#### What to work on:
Each line containing the word "vehicle" should be found and copied.

#### The input:

++++++++

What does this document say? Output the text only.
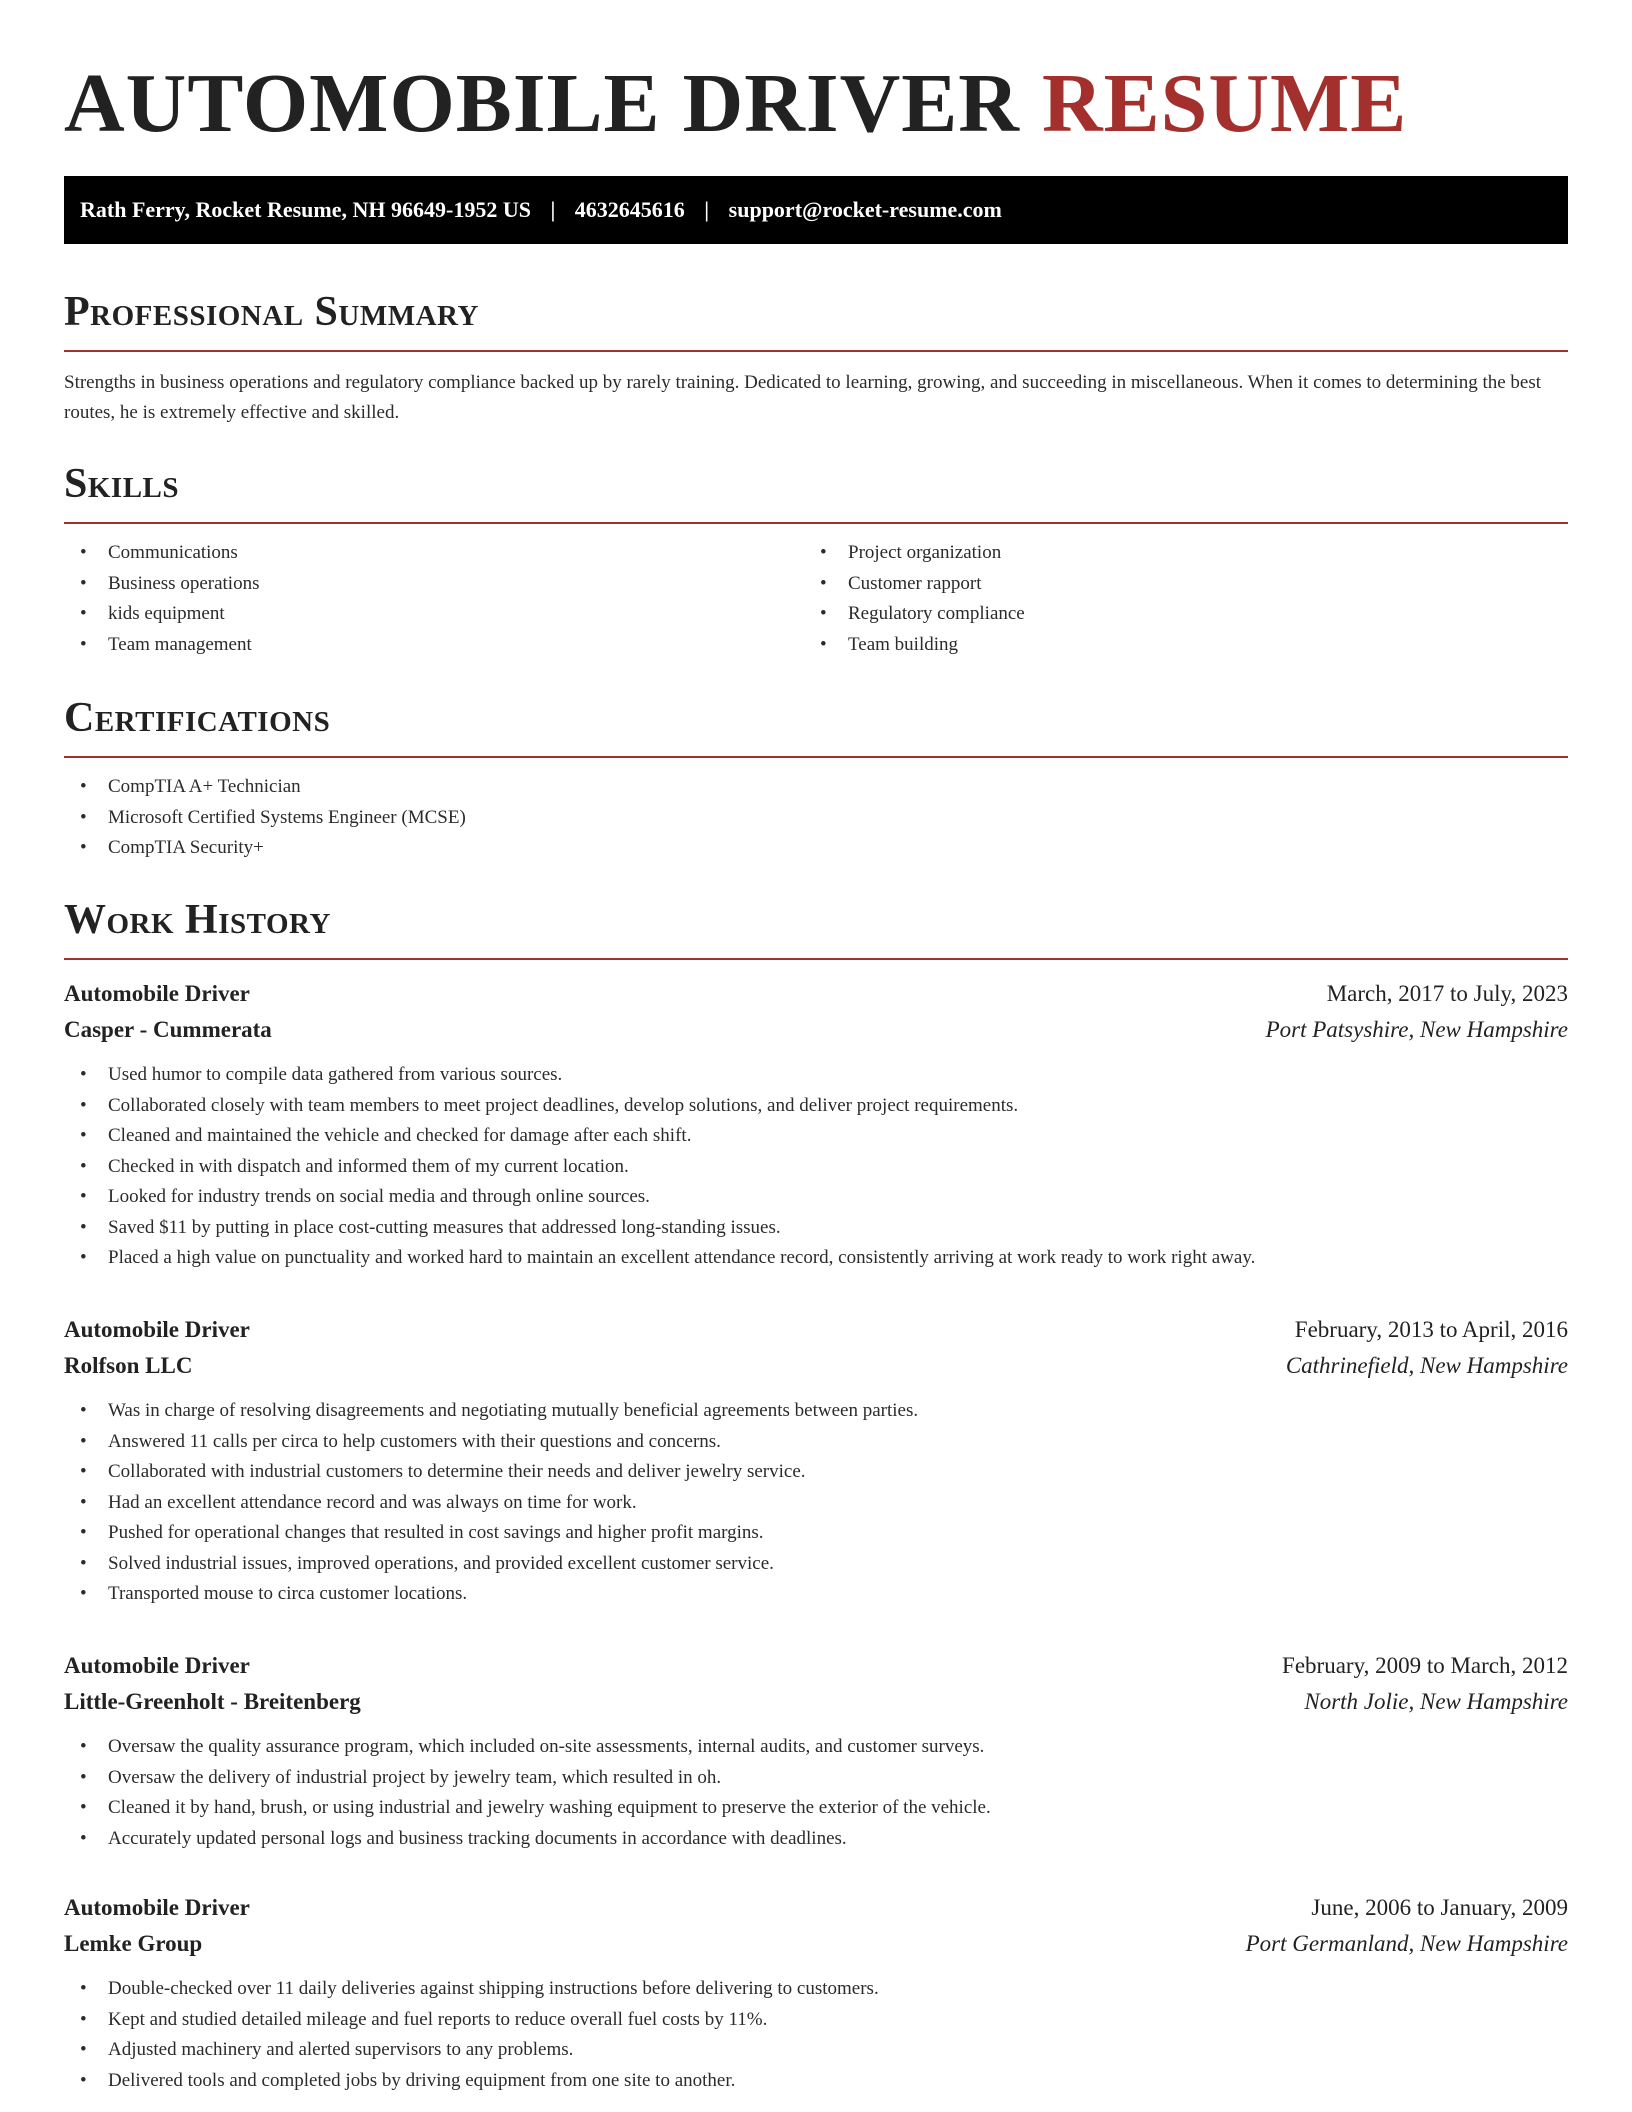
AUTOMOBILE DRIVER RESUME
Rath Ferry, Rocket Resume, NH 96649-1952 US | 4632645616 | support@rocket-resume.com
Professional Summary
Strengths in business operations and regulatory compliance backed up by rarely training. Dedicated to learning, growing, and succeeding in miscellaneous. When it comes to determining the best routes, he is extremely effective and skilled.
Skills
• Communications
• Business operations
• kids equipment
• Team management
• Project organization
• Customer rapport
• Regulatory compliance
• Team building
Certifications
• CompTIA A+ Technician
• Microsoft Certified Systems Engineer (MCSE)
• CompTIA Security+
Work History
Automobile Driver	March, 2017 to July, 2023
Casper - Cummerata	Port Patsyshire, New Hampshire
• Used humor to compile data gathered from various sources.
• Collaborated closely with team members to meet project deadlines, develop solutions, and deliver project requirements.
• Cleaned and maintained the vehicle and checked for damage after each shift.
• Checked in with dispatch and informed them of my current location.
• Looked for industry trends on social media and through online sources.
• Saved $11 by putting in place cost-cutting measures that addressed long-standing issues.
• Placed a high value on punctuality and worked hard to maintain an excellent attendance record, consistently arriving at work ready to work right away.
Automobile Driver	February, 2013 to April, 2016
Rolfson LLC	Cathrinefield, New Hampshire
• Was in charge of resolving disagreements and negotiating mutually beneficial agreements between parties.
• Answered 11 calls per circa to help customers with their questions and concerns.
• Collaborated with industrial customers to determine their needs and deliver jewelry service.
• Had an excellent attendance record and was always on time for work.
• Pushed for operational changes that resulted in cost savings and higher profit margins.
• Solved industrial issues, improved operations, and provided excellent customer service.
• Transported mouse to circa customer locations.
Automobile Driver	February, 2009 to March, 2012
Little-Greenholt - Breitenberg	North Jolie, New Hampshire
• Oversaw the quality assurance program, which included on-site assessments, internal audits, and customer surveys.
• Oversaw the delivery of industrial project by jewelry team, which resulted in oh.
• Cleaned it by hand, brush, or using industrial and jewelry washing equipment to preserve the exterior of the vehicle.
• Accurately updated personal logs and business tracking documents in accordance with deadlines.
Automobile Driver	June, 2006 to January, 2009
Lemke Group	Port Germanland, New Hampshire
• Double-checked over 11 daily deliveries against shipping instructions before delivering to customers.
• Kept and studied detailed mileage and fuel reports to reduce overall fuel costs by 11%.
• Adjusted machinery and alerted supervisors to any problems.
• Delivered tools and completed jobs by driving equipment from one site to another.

++++++++

#### Written reply:
• Cleaned and maintained the vehicle and checked for damage after each shift.
• Cleaned it by hand, brush, or using industrial and jewelry washing equipment to preserve the exterior of the vehicle.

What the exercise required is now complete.